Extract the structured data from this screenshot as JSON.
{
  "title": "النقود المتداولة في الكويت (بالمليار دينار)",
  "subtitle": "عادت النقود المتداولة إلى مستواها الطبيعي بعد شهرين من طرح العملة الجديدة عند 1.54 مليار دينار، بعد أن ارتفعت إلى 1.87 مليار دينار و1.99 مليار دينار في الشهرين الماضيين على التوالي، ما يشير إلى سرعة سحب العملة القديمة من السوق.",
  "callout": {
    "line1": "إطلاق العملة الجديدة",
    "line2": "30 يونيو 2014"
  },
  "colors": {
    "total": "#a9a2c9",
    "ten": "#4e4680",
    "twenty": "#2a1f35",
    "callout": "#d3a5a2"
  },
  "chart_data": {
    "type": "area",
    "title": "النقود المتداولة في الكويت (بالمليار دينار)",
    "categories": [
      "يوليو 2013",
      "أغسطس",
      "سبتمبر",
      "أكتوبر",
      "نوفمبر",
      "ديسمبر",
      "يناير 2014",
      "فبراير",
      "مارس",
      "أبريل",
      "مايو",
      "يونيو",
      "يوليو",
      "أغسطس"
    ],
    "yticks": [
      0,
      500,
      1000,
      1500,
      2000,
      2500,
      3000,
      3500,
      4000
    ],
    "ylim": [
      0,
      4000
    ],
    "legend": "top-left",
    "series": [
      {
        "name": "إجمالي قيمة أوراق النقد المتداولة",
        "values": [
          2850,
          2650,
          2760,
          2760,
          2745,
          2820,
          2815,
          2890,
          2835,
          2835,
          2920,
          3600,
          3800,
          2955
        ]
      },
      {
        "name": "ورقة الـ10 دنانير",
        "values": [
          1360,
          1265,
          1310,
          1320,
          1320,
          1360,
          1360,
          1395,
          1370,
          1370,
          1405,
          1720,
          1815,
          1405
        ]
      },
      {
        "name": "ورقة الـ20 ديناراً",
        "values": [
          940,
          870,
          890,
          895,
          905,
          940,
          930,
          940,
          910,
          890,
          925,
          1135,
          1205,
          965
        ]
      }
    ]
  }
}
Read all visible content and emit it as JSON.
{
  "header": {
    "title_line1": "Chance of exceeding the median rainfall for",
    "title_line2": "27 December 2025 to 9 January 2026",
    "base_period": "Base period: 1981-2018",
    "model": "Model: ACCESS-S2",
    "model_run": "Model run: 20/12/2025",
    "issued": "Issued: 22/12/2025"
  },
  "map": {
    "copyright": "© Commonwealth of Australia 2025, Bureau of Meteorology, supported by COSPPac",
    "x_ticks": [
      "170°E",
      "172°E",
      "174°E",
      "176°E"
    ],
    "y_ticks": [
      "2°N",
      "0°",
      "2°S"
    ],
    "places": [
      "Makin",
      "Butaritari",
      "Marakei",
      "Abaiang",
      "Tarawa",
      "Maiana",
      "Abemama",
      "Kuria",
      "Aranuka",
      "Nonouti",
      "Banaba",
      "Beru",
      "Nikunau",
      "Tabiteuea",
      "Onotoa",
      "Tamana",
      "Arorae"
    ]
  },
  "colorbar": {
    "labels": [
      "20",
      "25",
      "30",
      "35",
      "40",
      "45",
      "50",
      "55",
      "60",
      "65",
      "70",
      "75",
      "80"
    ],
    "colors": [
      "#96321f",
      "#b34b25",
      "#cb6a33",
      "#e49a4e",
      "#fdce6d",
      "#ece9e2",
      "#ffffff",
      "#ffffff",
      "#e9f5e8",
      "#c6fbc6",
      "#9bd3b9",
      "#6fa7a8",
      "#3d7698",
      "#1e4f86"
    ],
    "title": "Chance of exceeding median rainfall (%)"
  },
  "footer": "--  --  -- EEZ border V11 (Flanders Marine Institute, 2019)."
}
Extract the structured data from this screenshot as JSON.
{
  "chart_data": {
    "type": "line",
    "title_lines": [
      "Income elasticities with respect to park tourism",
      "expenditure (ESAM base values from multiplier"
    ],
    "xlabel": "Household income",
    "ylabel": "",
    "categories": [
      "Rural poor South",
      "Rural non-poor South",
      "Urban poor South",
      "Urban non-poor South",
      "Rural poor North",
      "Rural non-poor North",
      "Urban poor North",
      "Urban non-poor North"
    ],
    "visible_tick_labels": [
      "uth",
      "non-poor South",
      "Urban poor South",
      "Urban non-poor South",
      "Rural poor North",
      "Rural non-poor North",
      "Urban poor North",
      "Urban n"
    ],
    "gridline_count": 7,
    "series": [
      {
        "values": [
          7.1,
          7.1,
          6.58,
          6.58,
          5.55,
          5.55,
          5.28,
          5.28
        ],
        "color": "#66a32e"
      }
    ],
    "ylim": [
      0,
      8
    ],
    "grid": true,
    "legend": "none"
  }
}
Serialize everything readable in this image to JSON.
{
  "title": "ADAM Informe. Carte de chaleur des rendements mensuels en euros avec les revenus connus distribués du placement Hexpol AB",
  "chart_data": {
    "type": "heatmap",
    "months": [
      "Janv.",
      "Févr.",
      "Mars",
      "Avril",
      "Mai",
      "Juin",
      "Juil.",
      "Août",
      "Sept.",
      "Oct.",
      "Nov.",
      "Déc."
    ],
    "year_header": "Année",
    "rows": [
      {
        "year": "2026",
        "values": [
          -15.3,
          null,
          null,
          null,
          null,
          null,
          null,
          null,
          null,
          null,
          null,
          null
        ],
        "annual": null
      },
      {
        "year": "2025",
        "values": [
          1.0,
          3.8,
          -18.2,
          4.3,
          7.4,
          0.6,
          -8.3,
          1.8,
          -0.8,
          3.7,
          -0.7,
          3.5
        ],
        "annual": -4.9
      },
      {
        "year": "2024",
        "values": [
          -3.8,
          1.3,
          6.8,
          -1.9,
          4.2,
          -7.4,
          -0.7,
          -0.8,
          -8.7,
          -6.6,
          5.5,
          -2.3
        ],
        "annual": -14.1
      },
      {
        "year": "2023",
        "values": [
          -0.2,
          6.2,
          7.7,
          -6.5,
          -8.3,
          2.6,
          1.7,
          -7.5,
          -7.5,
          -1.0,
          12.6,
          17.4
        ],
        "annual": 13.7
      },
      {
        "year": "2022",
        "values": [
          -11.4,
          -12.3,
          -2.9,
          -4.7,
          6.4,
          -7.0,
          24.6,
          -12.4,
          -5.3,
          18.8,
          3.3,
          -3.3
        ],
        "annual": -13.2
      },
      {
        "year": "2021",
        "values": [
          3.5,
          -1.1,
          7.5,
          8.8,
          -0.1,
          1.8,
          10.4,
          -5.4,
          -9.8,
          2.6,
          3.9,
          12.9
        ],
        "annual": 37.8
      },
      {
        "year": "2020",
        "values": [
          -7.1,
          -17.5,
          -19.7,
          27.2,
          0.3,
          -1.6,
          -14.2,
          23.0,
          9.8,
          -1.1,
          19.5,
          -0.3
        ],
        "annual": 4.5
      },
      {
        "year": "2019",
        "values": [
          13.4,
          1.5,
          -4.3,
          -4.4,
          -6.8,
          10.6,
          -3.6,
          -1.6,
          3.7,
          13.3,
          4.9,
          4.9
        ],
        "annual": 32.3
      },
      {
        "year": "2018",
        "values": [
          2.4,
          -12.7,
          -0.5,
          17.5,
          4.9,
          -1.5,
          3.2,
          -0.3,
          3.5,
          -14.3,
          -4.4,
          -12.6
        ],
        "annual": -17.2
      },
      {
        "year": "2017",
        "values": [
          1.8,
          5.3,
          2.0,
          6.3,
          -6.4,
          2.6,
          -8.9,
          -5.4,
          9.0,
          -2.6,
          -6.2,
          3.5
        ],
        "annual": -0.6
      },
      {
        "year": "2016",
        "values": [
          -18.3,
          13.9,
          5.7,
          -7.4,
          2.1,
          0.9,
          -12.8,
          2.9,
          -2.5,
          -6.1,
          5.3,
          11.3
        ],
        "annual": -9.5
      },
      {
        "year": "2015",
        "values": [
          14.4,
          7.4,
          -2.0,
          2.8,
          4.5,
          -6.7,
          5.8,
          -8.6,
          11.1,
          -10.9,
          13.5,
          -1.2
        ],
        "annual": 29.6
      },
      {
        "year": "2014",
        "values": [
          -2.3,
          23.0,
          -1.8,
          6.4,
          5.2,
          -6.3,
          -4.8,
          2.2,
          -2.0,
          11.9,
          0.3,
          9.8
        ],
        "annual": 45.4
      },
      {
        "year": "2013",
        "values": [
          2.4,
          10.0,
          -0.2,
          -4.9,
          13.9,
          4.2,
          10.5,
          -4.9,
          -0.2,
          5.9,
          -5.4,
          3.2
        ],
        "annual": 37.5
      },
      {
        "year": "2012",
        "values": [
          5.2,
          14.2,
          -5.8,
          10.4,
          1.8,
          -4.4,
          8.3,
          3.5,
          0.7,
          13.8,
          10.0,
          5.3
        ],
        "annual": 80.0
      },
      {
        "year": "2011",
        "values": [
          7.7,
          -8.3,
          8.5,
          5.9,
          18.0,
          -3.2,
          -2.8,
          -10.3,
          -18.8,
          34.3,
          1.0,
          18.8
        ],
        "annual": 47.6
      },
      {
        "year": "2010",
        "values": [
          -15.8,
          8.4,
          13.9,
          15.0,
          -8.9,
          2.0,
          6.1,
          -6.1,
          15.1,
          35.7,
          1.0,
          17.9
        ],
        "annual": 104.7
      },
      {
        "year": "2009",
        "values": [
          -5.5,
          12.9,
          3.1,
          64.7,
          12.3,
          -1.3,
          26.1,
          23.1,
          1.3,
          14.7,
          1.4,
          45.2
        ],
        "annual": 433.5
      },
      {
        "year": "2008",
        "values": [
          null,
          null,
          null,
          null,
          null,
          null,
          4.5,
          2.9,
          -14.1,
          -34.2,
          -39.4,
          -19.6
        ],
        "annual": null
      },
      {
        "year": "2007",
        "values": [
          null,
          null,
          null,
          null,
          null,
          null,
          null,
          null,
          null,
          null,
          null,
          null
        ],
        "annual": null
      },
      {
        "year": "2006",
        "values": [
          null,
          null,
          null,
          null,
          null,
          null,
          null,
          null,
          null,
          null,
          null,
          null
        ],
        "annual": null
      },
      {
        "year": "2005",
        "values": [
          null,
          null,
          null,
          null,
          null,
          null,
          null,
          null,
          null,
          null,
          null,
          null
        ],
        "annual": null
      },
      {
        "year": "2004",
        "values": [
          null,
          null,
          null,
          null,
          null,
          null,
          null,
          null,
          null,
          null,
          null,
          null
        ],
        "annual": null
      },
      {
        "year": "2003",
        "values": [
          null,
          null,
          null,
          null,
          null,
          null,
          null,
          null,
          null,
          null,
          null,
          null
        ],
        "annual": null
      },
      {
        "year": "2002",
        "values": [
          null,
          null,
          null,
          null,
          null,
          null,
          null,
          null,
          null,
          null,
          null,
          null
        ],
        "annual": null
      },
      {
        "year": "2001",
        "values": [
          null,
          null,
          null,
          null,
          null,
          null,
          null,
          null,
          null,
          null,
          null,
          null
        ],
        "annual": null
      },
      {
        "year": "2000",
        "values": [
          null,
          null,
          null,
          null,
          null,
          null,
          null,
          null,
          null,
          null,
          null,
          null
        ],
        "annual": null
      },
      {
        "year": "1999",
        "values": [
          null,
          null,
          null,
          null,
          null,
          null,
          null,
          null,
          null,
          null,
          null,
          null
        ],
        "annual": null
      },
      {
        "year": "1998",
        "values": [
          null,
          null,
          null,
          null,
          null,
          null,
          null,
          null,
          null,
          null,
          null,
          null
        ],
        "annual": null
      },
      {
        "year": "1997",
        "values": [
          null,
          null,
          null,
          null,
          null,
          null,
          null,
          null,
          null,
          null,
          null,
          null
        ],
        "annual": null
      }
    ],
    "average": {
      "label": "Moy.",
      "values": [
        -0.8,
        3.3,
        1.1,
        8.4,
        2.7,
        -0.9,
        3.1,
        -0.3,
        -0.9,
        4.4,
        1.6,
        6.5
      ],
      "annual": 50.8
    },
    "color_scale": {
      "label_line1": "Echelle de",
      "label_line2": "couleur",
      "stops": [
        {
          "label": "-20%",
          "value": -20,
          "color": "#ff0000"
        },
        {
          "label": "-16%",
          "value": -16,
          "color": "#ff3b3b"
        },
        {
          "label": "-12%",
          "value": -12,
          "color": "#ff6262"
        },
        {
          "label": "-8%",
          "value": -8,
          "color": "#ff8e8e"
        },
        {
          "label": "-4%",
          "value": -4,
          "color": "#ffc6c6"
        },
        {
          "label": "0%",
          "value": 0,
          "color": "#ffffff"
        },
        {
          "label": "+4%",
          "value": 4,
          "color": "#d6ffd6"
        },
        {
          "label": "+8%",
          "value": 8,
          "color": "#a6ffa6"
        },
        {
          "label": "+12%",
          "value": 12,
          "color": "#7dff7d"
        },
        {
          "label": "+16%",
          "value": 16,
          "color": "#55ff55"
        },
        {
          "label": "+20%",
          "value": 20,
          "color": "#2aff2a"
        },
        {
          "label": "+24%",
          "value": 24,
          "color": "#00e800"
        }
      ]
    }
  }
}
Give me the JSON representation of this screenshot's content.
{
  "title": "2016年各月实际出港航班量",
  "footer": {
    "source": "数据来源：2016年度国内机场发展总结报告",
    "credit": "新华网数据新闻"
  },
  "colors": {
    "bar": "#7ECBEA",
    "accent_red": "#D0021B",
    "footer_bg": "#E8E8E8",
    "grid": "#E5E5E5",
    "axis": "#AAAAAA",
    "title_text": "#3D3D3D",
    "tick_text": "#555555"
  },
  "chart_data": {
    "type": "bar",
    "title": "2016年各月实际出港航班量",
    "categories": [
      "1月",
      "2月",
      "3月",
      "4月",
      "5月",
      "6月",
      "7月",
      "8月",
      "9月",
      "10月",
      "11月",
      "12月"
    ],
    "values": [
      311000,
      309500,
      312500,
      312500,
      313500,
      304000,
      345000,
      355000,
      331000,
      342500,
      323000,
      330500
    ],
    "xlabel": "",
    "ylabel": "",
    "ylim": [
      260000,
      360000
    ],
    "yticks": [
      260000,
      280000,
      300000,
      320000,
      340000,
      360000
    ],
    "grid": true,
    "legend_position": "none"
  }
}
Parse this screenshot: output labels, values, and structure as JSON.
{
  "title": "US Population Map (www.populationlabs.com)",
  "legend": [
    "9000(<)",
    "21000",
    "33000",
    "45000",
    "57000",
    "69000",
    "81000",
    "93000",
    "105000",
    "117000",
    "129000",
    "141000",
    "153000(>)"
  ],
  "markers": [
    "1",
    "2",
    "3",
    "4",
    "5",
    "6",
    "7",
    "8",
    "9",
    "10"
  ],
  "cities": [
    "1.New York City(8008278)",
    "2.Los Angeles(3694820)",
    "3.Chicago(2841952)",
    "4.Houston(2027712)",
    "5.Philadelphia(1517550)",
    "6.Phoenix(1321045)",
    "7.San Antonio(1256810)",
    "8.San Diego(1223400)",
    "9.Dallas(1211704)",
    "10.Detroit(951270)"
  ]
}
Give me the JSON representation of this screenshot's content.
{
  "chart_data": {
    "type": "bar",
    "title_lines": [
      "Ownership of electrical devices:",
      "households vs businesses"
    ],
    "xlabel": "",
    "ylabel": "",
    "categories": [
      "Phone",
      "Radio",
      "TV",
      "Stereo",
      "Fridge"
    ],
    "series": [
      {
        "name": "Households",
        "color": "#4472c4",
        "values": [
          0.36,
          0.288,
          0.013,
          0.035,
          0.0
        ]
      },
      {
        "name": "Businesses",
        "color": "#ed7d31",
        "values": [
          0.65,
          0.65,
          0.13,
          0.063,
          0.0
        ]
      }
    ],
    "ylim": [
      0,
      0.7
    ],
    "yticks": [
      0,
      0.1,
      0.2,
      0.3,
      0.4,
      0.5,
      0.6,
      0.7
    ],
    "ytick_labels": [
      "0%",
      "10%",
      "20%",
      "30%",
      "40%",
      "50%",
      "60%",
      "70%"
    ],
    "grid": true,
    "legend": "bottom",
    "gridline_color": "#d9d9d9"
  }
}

Your goal:
Output nothing but the number of lines in the data containing the string "South".

Solution to this problem:
7